====== SUPPLIED PASSAGE ======
Well this is too bad. Randy Jackson announced that after 13 seasons, he will not be returning to "American Idol." He said he wanted to go out when the show was on top, but then decided to wait another seven years.

I thought this was interesting. According to a new study, parents are overjoyed with the birth of their first child, half as excited with the birth of their second, and only somewhat excited about their third child. Researchers don't know why parents get less excited, but they say it's probably the middle child's fault.

And finally, this week, China celebrated "Singles Day," which is sort of like an anti-Valentine's-Day holiday where single people buy themselves presents. Or as we call that in America - "Valentine's Day."

Jimmy Fallon Quotables 11.13.14
It's rumored that President Obama is planning to announce a new ten-part immigration plan before Thanksgiving. And YOU thought your family wouldn't have anything to argue about this year!

This is pretty big. Yesterday, the Supreme Court lifted the ban on same-sex marriage in Kansas. They didn't give a reason for the ruling, then again when a state is famous for a Judy Garland musical about a rainbow and a wizard who comes out of a closet, do you really need an excuse? It's like, it should have happened years ago.

Of course, everybody's still talking about Kim Kardashian, after she posed partially nude on the cover of Paper Magazine. And get this. It's rumored that Kim didn't actually get paid for any of the photos. But she DOES have a pretty good deal on the back-end. (She's knows how to manage her assets.) There's a crack in the plan.

Oh this is kinda cool. I saw that Prince took his first SELFIE yesterday with an actual camera, because his publicist says he doesn't own a cellphone. Or in other words, I guess he's STILL partying like it's 1999.

And finally, this is pretty embarrassing. During his attempt to set the record for longest uninterrupted weather report last night, our pal Al Roker accidentally left his microphone on while he used the bathroom - and he said, quote, "Live stream has a new meaning." Though at HIS age, I think it's more like "scattered showers."


Jimmy Fallon Quotables 11.14.14
After a six-year battle, the Senate will vote to begin construction on the Keystone XL pipeline next week, which is an oil pipeline that runs from Canada to the Gulf Coast. Yeah, they're hoping the pipe will provide enough oil to cover Kim Kardashian's next photo shoot. ("LOT of oil, It comes from somewhere.")
====== EXERCISE DATA ======
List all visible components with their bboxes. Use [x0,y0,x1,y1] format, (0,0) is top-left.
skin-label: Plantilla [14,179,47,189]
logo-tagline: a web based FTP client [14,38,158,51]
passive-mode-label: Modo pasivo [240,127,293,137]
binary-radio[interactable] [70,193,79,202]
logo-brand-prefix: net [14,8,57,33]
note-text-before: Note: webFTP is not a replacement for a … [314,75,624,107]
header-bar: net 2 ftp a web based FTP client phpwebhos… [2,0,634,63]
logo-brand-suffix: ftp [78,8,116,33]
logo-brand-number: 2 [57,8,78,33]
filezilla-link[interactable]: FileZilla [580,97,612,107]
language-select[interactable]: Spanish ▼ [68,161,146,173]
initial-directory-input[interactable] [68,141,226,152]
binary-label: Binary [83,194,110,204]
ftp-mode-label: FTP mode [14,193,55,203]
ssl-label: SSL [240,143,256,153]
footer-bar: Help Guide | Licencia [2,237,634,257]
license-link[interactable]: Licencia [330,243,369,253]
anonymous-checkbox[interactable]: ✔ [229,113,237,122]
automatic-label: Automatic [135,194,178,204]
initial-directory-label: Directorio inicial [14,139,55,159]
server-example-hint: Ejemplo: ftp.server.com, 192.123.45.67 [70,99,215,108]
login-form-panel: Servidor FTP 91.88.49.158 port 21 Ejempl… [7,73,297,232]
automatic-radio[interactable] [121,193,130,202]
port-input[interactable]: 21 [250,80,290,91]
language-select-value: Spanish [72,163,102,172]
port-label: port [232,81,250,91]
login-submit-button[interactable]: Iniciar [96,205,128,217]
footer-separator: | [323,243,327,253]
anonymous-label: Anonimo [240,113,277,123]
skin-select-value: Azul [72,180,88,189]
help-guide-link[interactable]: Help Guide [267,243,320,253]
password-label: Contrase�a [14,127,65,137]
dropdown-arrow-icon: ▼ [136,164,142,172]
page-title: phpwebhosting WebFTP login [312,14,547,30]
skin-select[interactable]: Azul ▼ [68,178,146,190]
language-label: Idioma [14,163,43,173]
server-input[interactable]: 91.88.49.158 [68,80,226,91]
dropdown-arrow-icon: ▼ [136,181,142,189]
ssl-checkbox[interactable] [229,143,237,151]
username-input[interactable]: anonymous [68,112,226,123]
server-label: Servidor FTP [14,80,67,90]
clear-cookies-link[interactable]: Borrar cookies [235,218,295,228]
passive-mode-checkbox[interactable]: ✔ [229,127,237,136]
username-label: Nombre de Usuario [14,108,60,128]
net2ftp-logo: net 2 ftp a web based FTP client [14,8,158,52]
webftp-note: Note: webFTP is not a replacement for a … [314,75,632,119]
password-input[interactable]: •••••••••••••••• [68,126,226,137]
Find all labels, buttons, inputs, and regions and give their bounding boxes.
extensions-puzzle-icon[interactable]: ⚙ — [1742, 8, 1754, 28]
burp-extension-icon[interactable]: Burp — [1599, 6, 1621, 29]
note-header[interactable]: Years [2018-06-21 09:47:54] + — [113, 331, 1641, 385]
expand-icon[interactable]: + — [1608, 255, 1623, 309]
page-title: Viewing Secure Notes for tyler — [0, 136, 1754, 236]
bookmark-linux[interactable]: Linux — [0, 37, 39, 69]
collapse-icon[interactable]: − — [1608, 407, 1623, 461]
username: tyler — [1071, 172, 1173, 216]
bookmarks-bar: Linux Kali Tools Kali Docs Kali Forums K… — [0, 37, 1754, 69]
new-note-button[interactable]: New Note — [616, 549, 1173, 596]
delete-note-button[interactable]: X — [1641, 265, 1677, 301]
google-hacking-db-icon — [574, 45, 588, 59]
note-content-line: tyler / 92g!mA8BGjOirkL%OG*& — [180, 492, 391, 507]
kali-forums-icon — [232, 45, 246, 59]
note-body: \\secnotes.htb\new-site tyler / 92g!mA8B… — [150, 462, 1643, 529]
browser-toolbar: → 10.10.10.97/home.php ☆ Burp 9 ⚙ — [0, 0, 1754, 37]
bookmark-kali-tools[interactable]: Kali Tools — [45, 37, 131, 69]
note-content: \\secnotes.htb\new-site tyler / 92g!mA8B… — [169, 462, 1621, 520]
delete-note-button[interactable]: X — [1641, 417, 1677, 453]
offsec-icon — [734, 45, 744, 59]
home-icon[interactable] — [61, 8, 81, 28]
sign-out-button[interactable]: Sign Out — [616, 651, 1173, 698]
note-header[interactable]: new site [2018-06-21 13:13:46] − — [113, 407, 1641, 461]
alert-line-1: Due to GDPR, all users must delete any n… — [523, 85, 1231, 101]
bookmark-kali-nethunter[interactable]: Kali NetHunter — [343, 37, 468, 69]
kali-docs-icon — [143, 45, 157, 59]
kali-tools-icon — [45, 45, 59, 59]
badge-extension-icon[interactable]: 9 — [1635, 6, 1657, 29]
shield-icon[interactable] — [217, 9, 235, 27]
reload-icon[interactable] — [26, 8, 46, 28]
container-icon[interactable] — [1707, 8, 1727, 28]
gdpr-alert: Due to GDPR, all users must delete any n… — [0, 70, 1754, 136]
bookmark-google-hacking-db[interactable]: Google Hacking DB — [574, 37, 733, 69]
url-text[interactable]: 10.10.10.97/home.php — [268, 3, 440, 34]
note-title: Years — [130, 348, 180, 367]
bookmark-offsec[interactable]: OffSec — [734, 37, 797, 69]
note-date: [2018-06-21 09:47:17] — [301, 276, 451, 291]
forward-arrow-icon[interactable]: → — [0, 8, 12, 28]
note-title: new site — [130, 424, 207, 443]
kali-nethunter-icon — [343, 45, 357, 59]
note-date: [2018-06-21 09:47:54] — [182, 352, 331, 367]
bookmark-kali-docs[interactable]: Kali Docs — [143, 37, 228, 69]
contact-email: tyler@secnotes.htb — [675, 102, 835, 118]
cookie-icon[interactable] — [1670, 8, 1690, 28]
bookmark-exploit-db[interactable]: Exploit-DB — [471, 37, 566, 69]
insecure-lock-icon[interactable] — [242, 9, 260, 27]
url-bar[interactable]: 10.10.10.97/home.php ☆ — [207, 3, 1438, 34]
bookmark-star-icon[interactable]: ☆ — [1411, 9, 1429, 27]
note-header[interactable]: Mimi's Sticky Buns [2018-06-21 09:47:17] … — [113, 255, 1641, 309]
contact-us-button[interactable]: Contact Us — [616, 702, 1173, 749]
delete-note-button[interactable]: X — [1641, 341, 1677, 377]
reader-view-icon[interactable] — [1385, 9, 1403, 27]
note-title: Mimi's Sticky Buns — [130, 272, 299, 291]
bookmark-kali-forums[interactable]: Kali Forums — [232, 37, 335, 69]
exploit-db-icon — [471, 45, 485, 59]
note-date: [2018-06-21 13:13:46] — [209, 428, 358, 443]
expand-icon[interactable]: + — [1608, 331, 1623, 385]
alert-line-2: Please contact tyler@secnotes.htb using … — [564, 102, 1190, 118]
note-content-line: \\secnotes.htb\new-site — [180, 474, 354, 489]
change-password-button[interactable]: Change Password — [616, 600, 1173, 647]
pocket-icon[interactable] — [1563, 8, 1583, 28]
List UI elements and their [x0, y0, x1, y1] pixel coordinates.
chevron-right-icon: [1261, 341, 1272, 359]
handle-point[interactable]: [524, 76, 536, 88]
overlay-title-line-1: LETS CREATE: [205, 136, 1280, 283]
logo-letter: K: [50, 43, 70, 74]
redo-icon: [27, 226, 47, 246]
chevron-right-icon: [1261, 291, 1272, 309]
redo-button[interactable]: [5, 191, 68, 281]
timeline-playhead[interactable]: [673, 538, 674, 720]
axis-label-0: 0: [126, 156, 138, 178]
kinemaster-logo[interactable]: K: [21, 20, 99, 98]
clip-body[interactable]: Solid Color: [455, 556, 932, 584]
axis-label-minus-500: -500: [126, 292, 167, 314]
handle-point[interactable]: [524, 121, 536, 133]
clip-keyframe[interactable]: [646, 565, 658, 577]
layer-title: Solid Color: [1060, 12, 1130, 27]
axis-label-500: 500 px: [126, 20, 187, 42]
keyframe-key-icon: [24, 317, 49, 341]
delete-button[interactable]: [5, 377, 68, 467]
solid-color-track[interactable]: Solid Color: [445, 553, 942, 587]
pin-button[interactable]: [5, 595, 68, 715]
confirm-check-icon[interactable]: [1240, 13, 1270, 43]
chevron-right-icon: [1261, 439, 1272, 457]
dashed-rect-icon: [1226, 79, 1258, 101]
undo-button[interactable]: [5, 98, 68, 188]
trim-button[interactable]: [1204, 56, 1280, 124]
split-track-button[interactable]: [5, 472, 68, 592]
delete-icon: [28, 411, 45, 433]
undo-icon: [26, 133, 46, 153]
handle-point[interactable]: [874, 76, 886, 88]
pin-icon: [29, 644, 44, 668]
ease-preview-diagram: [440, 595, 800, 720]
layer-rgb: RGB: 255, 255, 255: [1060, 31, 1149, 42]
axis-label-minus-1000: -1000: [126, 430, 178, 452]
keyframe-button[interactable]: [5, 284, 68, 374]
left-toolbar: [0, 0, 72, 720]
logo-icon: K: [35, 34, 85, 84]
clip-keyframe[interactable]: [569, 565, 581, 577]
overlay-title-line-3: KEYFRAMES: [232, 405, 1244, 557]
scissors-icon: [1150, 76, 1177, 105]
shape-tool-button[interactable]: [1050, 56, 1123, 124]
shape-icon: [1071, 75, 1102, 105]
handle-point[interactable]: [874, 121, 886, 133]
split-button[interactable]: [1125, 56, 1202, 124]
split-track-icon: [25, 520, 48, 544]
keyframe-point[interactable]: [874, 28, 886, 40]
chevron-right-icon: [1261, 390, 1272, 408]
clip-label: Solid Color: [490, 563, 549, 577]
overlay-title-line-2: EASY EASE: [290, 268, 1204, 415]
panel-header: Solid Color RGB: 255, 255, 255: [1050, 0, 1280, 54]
======
■ WORK REQUEST A: In the Jimmy Fallon jokes, why did Prince take his first selfie with an actual camera? Answer in one to three sentences.
■ WORK REQUEST B: Write the next part of the Jimmy Fallon jokes, picking up after the last joke shown.
You won't need the items for any of this.

■ TASK RESULT A: His publicist says he doesn't own a cellphone.

■ TASK RESULT B:
That's right, the pipeline would run from Canada to the Gulf Coast. Yeah, it'll be the biggest underground structure leading into the U.S. Then people in Mexico said, "Eh...second biggest."

This was pretty cool. This week, Bill Clinton tweeted a photo of himself reading George W. Bush's new book "41." Then George W. Bush responded to THAT post on Instagram. Then John McCain said "You two are hilarious..." by telegraph. Amazing.

Oh, this is pretty scary. There are reports that leaders from ISIS and al-Qaeda met at a farm house in Syria last week, and agreed to work together against their common enemies. That story again - two radical terrorist groups managed to do what two American political parties can NOT. (WHAT is going on???!!)

And yesterday, the Russian Army announced a new plan to modernize most of their weapons over the next six years. Obama was like, (OBAMA) "Uh...you said six years, right? (I'll be in Scottsdale, y'all. I'll be golfing.)

Hey, listen to this. I heard that a slice of cake from Prince William and Kate Middleton's 2011 wedding will be auctioned off in December. So if you want a piece of 3-year-old cake - just eat a Twinkie. I mean they're just 80 cents each.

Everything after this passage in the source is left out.